--- start ---

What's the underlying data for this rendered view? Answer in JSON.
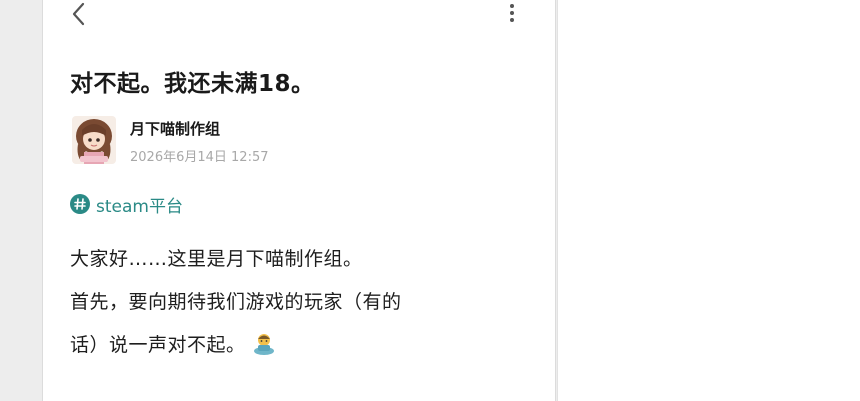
{
  "post": {
    "title": "对不起。我还未满18。",
    "author": "月下喵制作组",
    "date": "2026年6月14日 12:57",
    "tag": "steam平台",
    "body_lines": [
      "大家好……这里是月下喵制作组。",
      "首先，要向期待我们游戏的玩家（有的",
      "话）说一声对不起。"
    ]
  },
  "icons": {
    "back": "chevron-left-icon",
    "more": "more-vertical-icon",
    "tag": "hashtag-icon",
    "emoji": "person-bowing-emoji"
  },
  "colors": {
    "tag": "#2a8a86",
    "title": "#1a1a1a",
    "date": "#a8a8a8",
    "background": "#ededed"
  }
}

--- end ---

Exercise brief: Can the entries above be repeated exactly, without their pictures?

Task output:
What's the underlying data for this rendered view? Answer in JSON.
{
  "post": {
    "title": "对不起。我还未满18。",
    "author": "月下喵制作组",
    "date": "2026年6月14日 12:57",
    "tag": "steam平台",
    "body_lines": [
      "大家好……这里是月下喵制作组。",
      "首先，要向期待我们游戏的玩家（有的",
      "话）说一声对不起。"
    ]
  },
  "icons": {
    "back": "chevron-left-icon",
    "more": "more-vertical-icon",
    "tag": "hashtag-icon",
    "emoji": "person-bowing-emoji"
  },
  "colors": {
    "tag": "#2a8a86",
    "title": "#1a1a1a",
    "date": "#a8a8a8",
    "background": "#ededed"
  }
}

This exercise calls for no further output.